» PROBLEM TO SOLVE: Every record must be transcribed in its entirety, apart from the images, which are to be omitted.
-- BEGIN EXERCISE DATA --
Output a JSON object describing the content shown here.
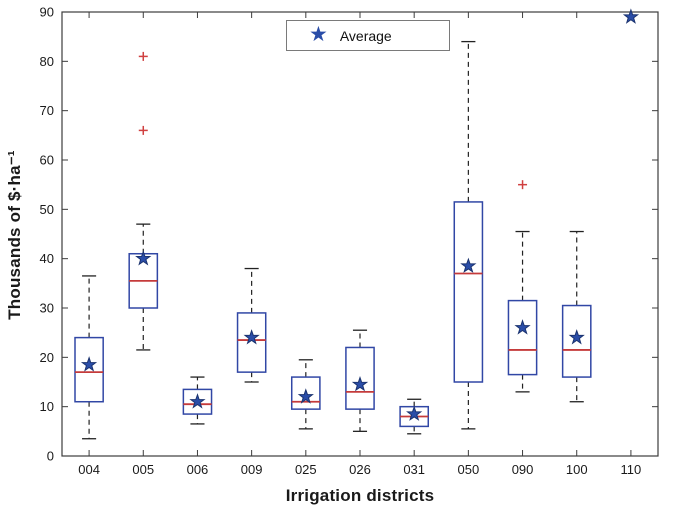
{
  "chart_data": {
    "type": "boxplot",
    "title": "",
    "xlabel": "Irrigation districts",
    "ylabel": "Thousands of $·ha⁻¹",
    "ylim": [
      0,
      90
    ],
    "yticks": [
      0,
      10,
      20,
      30,
      40,
      50,
      60,
      70,
      80,
      90
    ],
    "legend": {
      "label": "Average",
      "marker": "star"
    },
    "categories": [
      "004",
      "005",
      "006",
      "009",
      "025",
      "026",
      "031",
      "050",
      "090",
      "100",
      "110"
    ],
    "series": [
      {
        "district": "004",
        "whisker_low": 3.5,
        "q1": 11,
        "median": 17,
        "q3": 24,
        "whisker_high": 36.5,
        "average": 18.5,
        "outliers": []
      },
      {
        "district": "005",
        "whisker_low": 21.5,
        "q1": 30,
        "median": 35.5,
        "q3": 41,
        "whisker_high": 47,
        "average": 40,
        "outliers": [
          66,
          81
        ]
      },
      {
        "district": "006",
        "whisker_low": 6.5,
        "q1": 8.5,
        "median": 10.5,
        "q3": 13.5,
        "whisker_high": 16,
        "average": 11,
        "outliers": []
      },
      {
        "district": "009",
        "whisker_low": 15,
        "q1": 17,
        "median": 23.5,
        "q3": 29,
        "whisker_high": 38,
        "average": 24,
        "outliers": []
      },
      {
        "district": "025",
        "whisker_low": 5.5,
        "q1": 9.5,
        "median": 11,
        "q3": 16,
        "whisker_high": 19.5,
        "average": 12,
        "outliers": []
      },
      {
        "district": "026",
        "whisker_low": 5,
        "q1": 9.5,
        "median": 13,
        "q3": 22,
        "whisker_high": 25.5,
        "average": 14.5,
        "outliers": []
      },
      {
        "district": "031",
        "whisker_low": 4.5,
        "q1": 6,
        "median": 8,
        "q3": 10,
        "whisker_high": 11.5,
        "average": 8.5,
        "outliers": []
      },
      {
        "district": "050",
        "whisker_low": 5.5,
        "q1": 15,
        "median": 37,
        "q3": 51.5,
        "whisker_high": 84,
        "average": 38.5,
        "outliers": []
      },
      {
        "district": "090",
        "whisker_low": 13,
        "q1": 16.5,
        "median": 21.5,
        "q3": 31.5,
        "whisker_high": 45.5,
        "average": 26,
        "outliers": [
          55
        ]
      },
      {
        "district": "100",
        "whisker_low": 11,
        "q1": 16,
        "median": 21.5,
        "q3": 30.5,
        "whisker_high": 45.5,
        "average": 24,
        "outliers": []
      },
      {
        "district": "110",
        "whisker_low": null,
        "q1": null,
        "median": null,
        "q3": null,
        "whisker_high": null,
        "average": 89,
        "outliers": []
      }
    ],
    "colors": {
      "box": "#3147a5",
      "median": "#c53b3b",
      "whisker": "#222222",
      "outlier": "#d04040",
      "star": "#2a4da8",
      "star_edge": "#1b336f",
      "axis": "#3c3c3c",
      "text": "#1a1a1a"
    },
    "layout": {
      "grid": false,
      "legend_position": "top-center"
    }
  }
}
-- END EXERCISE DATA --
» ANSWER:
Output a JSON object describing the content shown here.
{
  "chart_data": {
    "type": "boxplot",
    "title": "",
    "xlabel": "Irrigation districts",
    "ylabel": "Thousands of $·ha⁻¹",
    "ylim": [
      0,
      90
    ],
    "yticks": [
      0,
      10,
      20,
      30,
      40,
      50,
      60,
      70,
      80,
      90
    ],
    "legend": {
      "label": "Average",
      "marker": "star"
    },
    "categories": [
      "004",
      "005",
      "006",
      "009",
      "025",
      "026",
      "031",
      "050",
      "090",
      "100",
      "110"
    ],
    "series": [
      {
        "district": "004",
        "whisker_low": 3.5,
        "q1": 11,
        "median": 17,
        "q3": 24,
        "whisker_high": 36.5,
        "average": 18.5,
        "outliers": []
      },
      {
        "district": "005",
        "whisker_low": 21.5,
        "q1": 30,
        "median": 35.5,
        "q3": 41,
        "whisker_high": 47,
        "average": 40,
        "outliers": [
          66,
          81
        ]
      },
      {
        "district": "006",
        "whisker_low": 6.5,
        "q1": 8.5,
        "median": 10.5,
        "q3": 13.5,
        "whisker_high": 16,
        "average": 11,
        "outliers": []
      },
      {
        "district": "009",
        "whisker_low": 15,
        "q1": 17,
        "median": 23.5,
        "q3": 29,
        "whisker_high": 38,
        "average": 24,
        "outliers": []
      },
      {
        "district": "025",
        "whisker_low": 5.5,
        "q1": 9.5,
        "median": 11,
        "q3": 16,
        "whisker_high": 19.5,
        "average": 12,
        "outliers": []
      },
      {
        "district": "026",
        "whisker_low": 5,
        "q1": 9.5,
        "median": 13,
        "q3": 22,
        "whisker_high": 25.5,
        "average": 14.5,
        "outliers": []
      },
      {
        "district": "031",
        "whisker_low": 4.5,
        "q1": 6,
        "median": 8,
        "q3": 10,
        "whisker_high": 11.5,
        "average": 8.5,
        "outliers": []
      },
      {
        "district": "050",
        "whisker_low": 5.5,
        "q1": 15,
        "median": 37,
        "q3": 51.5,
        "whisker_high": 84,
        "average": 38.5,
        "outliers": []
      },
      {
        "district": "090",
        "whisker_low": 13,
        "q1": 16.5,
        "median": 21.5,
        "q3": 31.5,
        "whisker_high": 45.5,
        "average": 26,
        "outliers": [
          55
        ]
      },
      {
        "district": "100",
        "whisker_low": 11,
        "q1": 16,
        "median": 21.5,
        "q3": 30.5,
        "whisker_high": 45.5,
        "average": 24,
        "outliers": []
      },
      {
        "district": "110",
        "whisker_low": null,
        "q1": null,
        "median": null,
        "q3": null,
        "whisker_high": null,
        "average": 89,
        "outliers": []
      }
    ],
    "colors": {
      "box": "#3147a5",
      "median": "#c53b3b",
      "whisker": "#222222",
      "outlier": "#d04040",
      "star": "#2a4da8",
      "star_edge": "#1b336f",
      "axis": "#3c3c3c",
      "text": "#1a1a1a"
    },
    "layout": {
      "grid": false,
      "legend_position": "top-center"
    }
  }
}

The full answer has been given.